Set problem – Omit all pictures. Copy the rest of the material exactly.

Supplied records –
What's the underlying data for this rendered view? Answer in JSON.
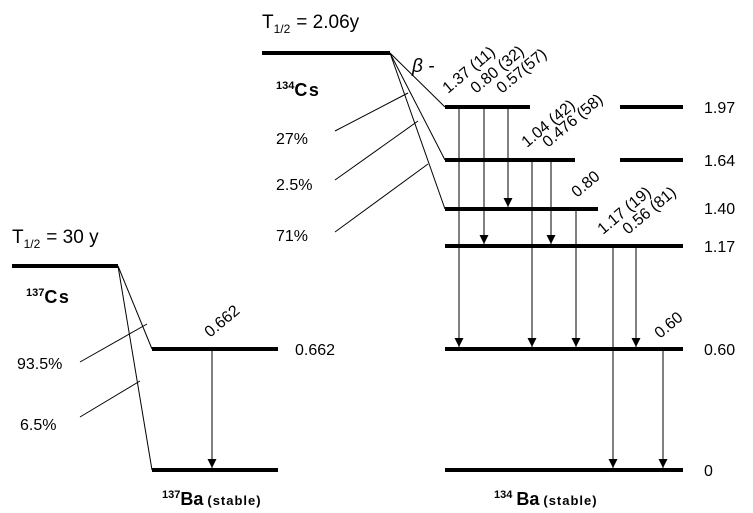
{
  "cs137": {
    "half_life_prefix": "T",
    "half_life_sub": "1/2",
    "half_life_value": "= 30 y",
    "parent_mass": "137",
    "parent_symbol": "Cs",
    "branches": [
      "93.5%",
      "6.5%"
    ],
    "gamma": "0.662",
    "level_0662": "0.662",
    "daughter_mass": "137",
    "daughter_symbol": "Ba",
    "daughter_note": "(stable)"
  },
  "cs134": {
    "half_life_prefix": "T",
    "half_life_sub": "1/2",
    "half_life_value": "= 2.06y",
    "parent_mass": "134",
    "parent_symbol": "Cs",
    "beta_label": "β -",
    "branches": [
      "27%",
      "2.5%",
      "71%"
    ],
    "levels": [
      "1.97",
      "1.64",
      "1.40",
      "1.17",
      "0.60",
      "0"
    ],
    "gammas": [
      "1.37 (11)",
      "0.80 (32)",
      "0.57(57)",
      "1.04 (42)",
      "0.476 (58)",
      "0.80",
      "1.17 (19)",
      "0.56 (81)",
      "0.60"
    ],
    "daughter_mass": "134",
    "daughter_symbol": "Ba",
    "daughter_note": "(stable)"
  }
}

Solution to this problem –
What's the underlying data for this rendered view? Answer in JSON.
{
  "cs137": {
    "half_life_prefix": "T",
    "half_life_sub": "1/2",
    "half_life_value": "= 30 y",
    "parent_mass": "137",
    "parent_symbol": "Cs",
    "branches": [
      "93.5%",
      "6.5%"
    ],
    "gamma": "0.662",
    "level_0662": "0.662",
    "daughter_mass": "137",
    "daughter_symbol": "Ba",
    "daughter_note": "(stable)"
  },
  "cs134": {
    "half_life_prefix": "T",
    "half_life_sub": "1/2",
    "half_life_value": "= 2.06y",
    "parent_mass": "134",
    "parent_symbol": "Cs",
    "beta_label": "β -",
    "branches": [
      "27%",
      "2.5%",
      "71%"
    ],
    "levels": [
      "1.97",
      "1.64",
      "1.40",
      "1.17",
      "0.60",
      "0"
    ],
    "gammas": [
      "1.37 (11)",
      "0.80 (32)",
      "0.57(57)",
      "1.04 (42)",
      "0.476 (58)",
      "0.80",
      "1.17 (19)",
      "0.56 (81)",
      "0.60"
    ],
    "daughter_mass": "134",
    "daughter_symbol": "Ba",
    "daughter_note": "(stable)"
  }
}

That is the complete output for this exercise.